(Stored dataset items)

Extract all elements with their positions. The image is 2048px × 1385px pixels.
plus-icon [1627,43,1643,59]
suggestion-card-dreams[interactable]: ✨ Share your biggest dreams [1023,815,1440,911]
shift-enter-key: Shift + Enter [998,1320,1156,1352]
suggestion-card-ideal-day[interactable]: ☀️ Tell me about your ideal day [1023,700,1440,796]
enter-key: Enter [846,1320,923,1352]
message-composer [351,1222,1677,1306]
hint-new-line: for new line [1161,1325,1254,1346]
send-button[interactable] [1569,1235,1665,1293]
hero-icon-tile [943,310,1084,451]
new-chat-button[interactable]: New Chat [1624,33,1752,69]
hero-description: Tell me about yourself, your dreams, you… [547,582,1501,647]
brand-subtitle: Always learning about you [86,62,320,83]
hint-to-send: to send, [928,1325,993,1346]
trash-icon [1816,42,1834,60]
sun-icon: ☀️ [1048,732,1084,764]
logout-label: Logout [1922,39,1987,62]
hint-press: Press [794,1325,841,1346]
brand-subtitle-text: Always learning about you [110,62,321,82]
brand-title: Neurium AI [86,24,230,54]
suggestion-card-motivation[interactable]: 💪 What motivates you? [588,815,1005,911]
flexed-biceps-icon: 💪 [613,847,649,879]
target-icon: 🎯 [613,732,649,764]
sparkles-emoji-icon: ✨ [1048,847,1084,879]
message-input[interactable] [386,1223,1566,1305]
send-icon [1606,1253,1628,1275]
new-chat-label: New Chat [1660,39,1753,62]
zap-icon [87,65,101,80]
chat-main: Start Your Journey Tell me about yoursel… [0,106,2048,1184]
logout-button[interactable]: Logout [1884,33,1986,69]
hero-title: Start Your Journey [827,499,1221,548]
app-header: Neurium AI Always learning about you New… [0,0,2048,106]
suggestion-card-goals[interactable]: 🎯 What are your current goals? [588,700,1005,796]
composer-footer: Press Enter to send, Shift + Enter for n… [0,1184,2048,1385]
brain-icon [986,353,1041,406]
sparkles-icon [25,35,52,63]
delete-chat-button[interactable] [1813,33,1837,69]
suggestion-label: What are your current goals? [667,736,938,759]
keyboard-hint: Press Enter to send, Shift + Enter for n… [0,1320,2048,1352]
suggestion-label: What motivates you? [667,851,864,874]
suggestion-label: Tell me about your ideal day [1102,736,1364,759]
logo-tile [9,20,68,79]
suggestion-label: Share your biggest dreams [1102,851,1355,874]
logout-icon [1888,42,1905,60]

> SET TASK
Reproduce every line of the rows above verbatim.

> RESPONSE TO THE TASK
Extract all elements with their positions. The image is 2048px × 1385px pixels.
plus-icon [1627,43,1643,59]
suggestion-card-dreams[interactable]: ✨ Share your biggest dreams [1023,815,1440,911]
shift-enter-key: Shift + Enter [998,1320,1156,1352]
suggestion-card-ideal-day[interactable]: ☀️ Tell me about your ideal day [1023,700,1440,796]
enter-key: Enter [846,1320,923,1352]
message-composer [351,1222,1677,1306]
hint-new-line: for new line [1161,1325,1254,1346]
send-button[interactable] [1569,1235,1665,1293]
hero-icon-tile [943,310,1084,451]
new-chat-button[interactable]: New Chat [1624,33,1752,69]
hero-description: Tell me about yourself, your dreams, you… [547,582,1501,647]
brand-subtitle: Always learning about you [86,62,320,83]
hint-to-send: to send, [928,1325,993,1346]
trash-icon [1816,42,1834,60]
sun-icon: ☀️ [1048,732,1084,764]
logout-label: Logout [1922,39,1987,62]
hint-press: Press [794,1325,841,1346]
brand-subtitle-text: Always learning about you [110,62,321,82]
brand-title: Neurium AI [86,24,230,54]
suggestion-card-motivation[interactable]: 💪 What motivates you? [588,815,1005,911]
flexed-biceps-icon: 💪 [613,847,649,879]
target-icon: 🎯 [613,732,649,764]
sparkles-emoji-icon: ✨ [1048,847,1084,879]
message-input[interactable] [386,1223,1566,1305]
send-icon [1606,1253,1628,1275]
new-chat-label: New Chat [1660,39,1753,62]
zap-icon [87,65,101,80]
chat-main: Start Your Journey Tell me about yoursel… [0,106,2048,1184]
logout-button[interactable]: Logout [1884,33,1986,69]
hero-title: Start Your Journey [827,499,1221,548]
app-header: Neurium AI Always learning about you New… [0,0,2048,106]
suggestion-card-goals[interactable]: 🎯 What are your current goals? [588,700,1005,796]
composer-footer: Press Enter to send, Shift + Enter for n… [0,1184,2048,1385]
brain-icon [986,353,1041,406]
sparkles-icon [25,35,52,63]
delete-chat-button[interactable] [1813,33,1837,69]
suggestion-label: What are your current goals? [667,736,938,759]
keyboard-hint: Press Enter to send, Shift + Enter for n… [0,1320,2048,1352]
suggestion-label: What motivates you? [667,851,864,874]
suggestion-label: Tell me about your ideal day [1102,736,1364,759]
logo-tile [9,20,68,79]
suggestion-label: Share your biggest dreams [1102,851,1355,874]
logout-icon [1888,42,1905,60]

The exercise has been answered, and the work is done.